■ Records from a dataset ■
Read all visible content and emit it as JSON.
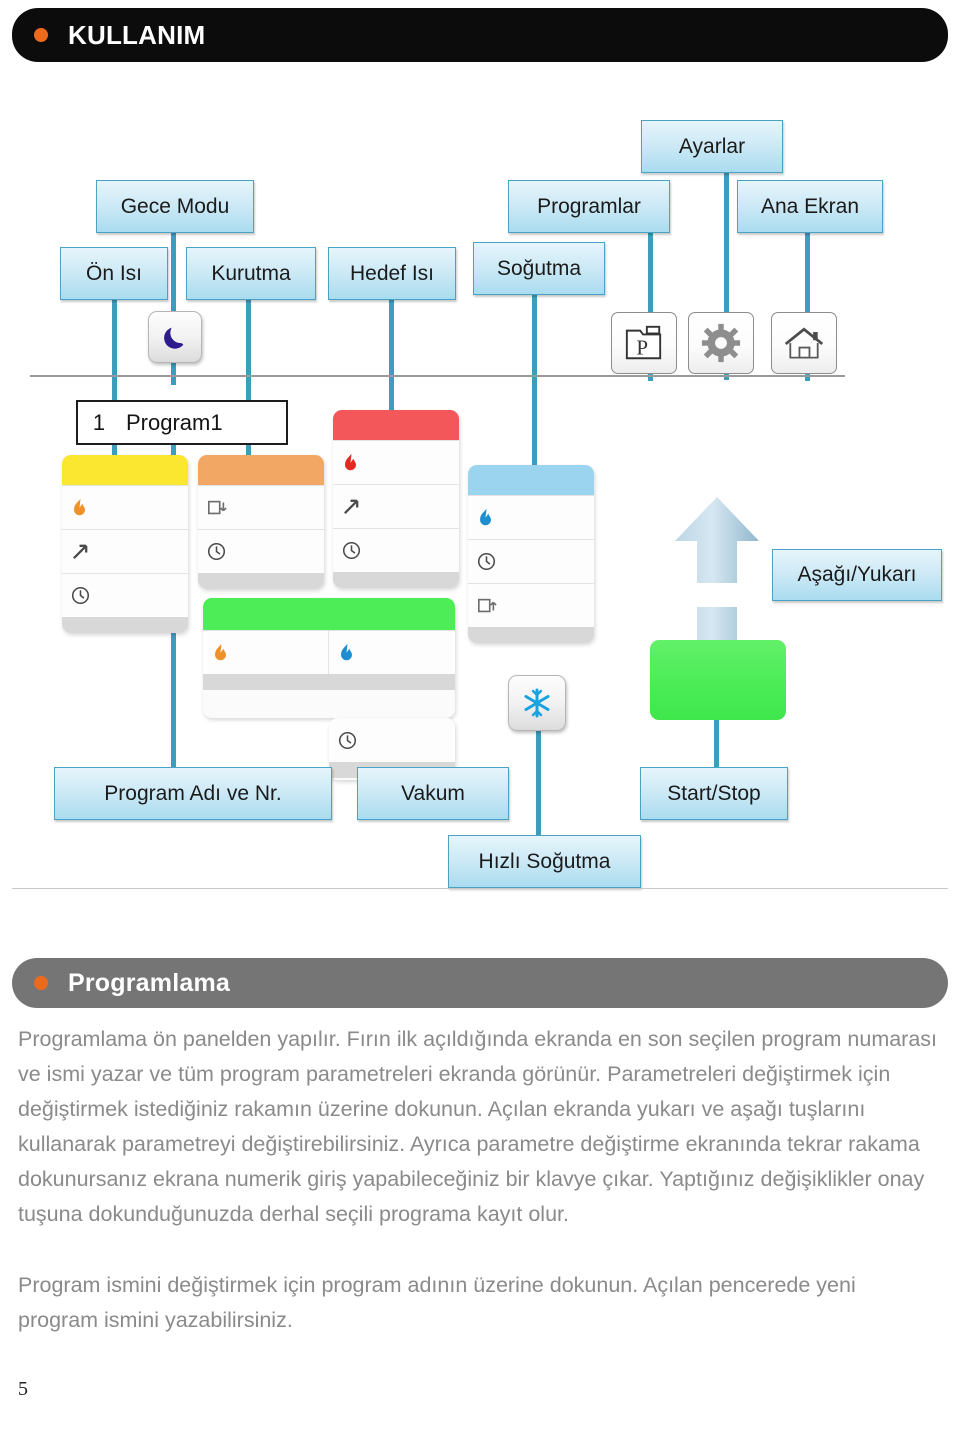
{
  "header": {
    "title": "KULLANIM",
    "dot_color": "#ec6a1e",
    "bg_color": "#0c0c0c"
  },
  "section": {
    "title": "Programlama",
    "dot_color": "#ec6a1e",
    "bg_color": "#757575"
  },
  "diagram": {
    "callouts": {
      "gece_modu": "Gece Modu",
      "on_isi": "Ön Isı",
      "kurutma": "Kurutma",
      "hedef_isi": "Hedef Isı",
      "sogutma": "Soğutma",
      "programlar": "Programlar",
      "ayarlar": "Ayarlar",
      "ana_ekran": "Ana Ekran",
      "asagi_yukari": "Aşağı/Yukarı",
      "program_adi_ve_nr": "Program Adı ve Nr.",
      "vakum": "Vakum",
      "hizli_sogutma": "Hızlı Soğutma",
      "start_stop": "Start/Stop"
    },
    "program_row": {
      "number": "1",
      "name": "Program1"
    },
    "card_colors": {
      "on_isi": "#fbe72f",
      "kurutma": "#f2a765",
      "hedef_isi": "#f4575a",
      "sogutma": "#9bd4ef",
      "vakum": "#4ded58",
      "start_stop": "#4ded58"
    },
    "icons": {
      "night_mode": "moon-icon",
      "programs": "folder-p-icon",
      "settings": "gear-icon",
      "home": "home-icon",
      "quick_cool": "snowflake-icon",
      "flame_orange": "flame-icon",
      "flame_red": "flame-icon",
      "flame_blue": "flame-icon",
      "ramp": "ramp-arrow-icon",
      "clock": "clock-icon",
      "vacuum_in": "vacuum-in-icon",
      "vacuum_out": "vacuum-out-icon",
      "up_arrow": "arrow-up-icon",
      "down_arrow": "arrow-down-icon"
    },
    "leader_color": "#3d9dbd"
  },
  "body": {
    "paragraph1": "Programlama ön panelden yapılır. Fırın ilk açıldığında ekranda en son seçilen program numarası ve ismi yazar ve tüm program parametreleri ekranda görünür. Parametreleri değiştirmek için değiştirmek istediğiniz rakamın üzerine dokunun. Açılan ekranda yukarı ve aşağı tuşlarını kullanarak parametreyi değiştirebilirsiniz. Ayrıca parametre değiştirme ekranında tekrar rakama dokunursanız ekrana numerik giriş yapabileceğiniz bir klavye çıkar. Yaptığınız değişiklikler onay tuşuna dokunduğunuzda derhal seçili programa kayıt olur.",
    "paragraph2": "Program ismini değiştirmek için program adının üzerine dokunun. Açılan pencerede yeni program ismini yazabilirsiniz."
  },
  "footer": {
    "page_number": "5"
  }
}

■ Exercise goal ■
Scan the listing above and identify each line holding the string "flame"; copy every such line.

■ The result ■
      "flame_orange": "flame-icon",
      "flame_red": "flame-icon",
      "flame_blue": "flame-icon",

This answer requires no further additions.